MANILA - The Supreme Court has found an international school guilty of illegally dismissing an elementary school teacher for getting pregnant out of wedlock.
In a decision made public Friday, the Supreme Court upheld the Court of Appeal's ruling and denied the petition filed by Union School International.
“[P]regnancy of a school teacher out of wedlock is not a just cause for termination of an employment absent any showing that the pre-marital sexual relations and, consequently, pregnancy out of wedlock, are indeed considered disgraceful or immoral," the 8-page decision penned by retired Associate Justice Noel Tijam read, as quoted by the SC's Public Information Office (PIO).
Elementary school teacher Charley Jane Dagdag was employed on probationary status when she found out she was pregnant, with the father of the child marrying another woman, the SC PIO said.
The SC also found that Dagdag was "constructively dismissed" when she agreed to resign after school officials told her that her next job application might be affected if she were dismissed.

[Rows from a layout dataset]
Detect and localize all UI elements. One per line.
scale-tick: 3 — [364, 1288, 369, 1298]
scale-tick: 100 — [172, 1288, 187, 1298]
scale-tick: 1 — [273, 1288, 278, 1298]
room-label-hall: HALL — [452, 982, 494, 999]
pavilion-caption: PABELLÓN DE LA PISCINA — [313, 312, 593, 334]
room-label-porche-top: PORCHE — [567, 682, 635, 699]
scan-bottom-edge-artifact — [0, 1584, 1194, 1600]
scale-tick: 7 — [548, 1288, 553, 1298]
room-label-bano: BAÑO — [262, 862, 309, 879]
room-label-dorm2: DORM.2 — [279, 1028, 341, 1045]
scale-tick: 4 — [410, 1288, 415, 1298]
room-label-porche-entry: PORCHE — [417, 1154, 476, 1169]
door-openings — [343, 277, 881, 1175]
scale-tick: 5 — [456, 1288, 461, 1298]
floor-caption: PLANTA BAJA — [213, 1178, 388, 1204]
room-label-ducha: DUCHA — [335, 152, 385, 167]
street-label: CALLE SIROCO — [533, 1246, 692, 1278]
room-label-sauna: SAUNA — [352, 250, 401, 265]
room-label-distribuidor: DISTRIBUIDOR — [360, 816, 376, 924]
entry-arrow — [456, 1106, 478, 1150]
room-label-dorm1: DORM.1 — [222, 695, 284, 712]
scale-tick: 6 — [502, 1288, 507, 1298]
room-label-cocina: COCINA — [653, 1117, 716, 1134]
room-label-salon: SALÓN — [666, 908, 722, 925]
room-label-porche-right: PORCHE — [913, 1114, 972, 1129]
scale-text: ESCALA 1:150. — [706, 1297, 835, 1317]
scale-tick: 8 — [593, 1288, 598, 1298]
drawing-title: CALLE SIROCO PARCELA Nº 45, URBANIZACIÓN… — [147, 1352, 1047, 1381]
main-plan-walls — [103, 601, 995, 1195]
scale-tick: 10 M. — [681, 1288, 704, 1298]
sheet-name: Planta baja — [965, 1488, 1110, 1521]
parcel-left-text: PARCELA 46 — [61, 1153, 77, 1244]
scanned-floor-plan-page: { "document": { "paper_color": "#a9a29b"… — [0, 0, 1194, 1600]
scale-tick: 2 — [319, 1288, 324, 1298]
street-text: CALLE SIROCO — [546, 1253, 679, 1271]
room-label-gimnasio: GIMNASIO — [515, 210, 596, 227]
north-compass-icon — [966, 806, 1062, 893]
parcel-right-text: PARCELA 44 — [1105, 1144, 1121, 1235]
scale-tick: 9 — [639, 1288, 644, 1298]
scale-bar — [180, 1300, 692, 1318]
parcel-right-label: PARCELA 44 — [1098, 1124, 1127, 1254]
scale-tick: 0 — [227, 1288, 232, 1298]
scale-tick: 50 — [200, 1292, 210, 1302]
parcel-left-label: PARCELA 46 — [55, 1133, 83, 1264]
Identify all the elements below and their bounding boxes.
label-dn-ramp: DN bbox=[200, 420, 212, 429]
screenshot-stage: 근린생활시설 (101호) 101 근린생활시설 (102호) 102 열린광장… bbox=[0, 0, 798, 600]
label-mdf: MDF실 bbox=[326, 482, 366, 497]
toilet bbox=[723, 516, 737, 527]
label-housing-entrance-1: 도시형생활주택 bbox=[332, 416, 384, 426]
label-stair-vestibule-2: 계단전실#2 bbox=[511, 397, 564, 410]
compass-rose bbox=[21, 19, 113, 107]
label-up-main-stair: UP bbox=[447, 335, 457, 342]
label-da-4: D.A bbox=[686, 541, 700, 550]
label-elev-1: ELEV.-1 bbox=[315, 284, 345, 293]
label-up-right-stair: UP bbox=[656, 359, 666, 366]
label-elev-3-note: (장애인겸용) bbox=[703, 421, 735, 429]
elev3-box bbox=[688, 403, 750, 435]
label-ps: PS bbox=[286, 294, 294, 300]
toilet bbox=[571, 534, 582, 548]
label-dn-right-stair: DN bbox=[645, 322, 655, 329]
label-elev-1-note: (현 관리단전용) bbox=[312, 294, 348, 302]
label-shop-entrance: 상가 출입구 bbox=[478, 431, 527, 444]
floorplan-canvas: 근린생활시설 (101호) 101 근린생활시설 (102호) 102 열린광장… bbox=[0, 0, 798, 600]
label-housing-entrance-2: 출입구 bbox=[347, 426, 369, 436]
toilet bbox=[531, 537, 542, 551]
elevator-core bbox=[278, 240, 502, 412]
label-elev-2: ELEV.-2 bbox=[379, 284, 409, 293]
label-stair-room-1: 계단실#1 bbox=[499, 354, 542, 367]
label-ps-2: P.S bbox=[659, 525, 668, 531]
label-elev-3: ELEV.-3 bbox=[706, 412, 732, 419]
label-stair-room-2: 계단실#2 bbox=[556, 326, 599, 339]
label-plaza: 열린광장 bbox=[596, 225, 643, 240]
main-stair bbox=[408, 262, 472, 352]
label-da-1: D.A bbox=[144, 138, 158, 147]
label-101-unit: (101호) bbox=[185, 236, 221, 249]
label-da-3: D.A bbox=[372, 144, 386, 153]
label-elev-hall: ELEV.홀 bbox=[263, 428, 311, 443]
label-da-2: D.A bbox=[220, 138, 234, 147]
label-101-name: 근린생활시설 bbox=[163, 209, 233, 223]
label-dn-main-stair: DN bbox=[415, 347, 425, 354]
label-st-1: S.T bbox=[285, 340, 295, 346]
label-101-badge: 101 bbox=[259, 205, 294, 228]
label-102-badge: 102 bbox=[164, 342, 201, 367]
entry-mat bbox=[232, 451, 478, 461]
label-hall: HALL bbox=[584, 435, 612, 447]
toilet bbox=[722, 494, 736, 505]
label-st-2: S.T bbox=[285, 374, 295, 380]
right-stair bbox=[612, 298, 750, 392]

• _Work instructions_
Using the report on the Supreme Court ruling, decide whether each statement agrees with it: 1. The Supreme Court denied the petition filed by Union School International. 2. Dagdag held permanent status when she learned she was pregnant. 3. The decision was written by a sitting Chief Justice. Answer yes or no for each and quote the deciding words of the report.

• _The completed task_
1. Yes: "denied the petition filed by Union School International."
2. No: "was employed on probationary status when she found out she was pregnant"
3. No: "penned by retired Associate Justice Noel Tijam"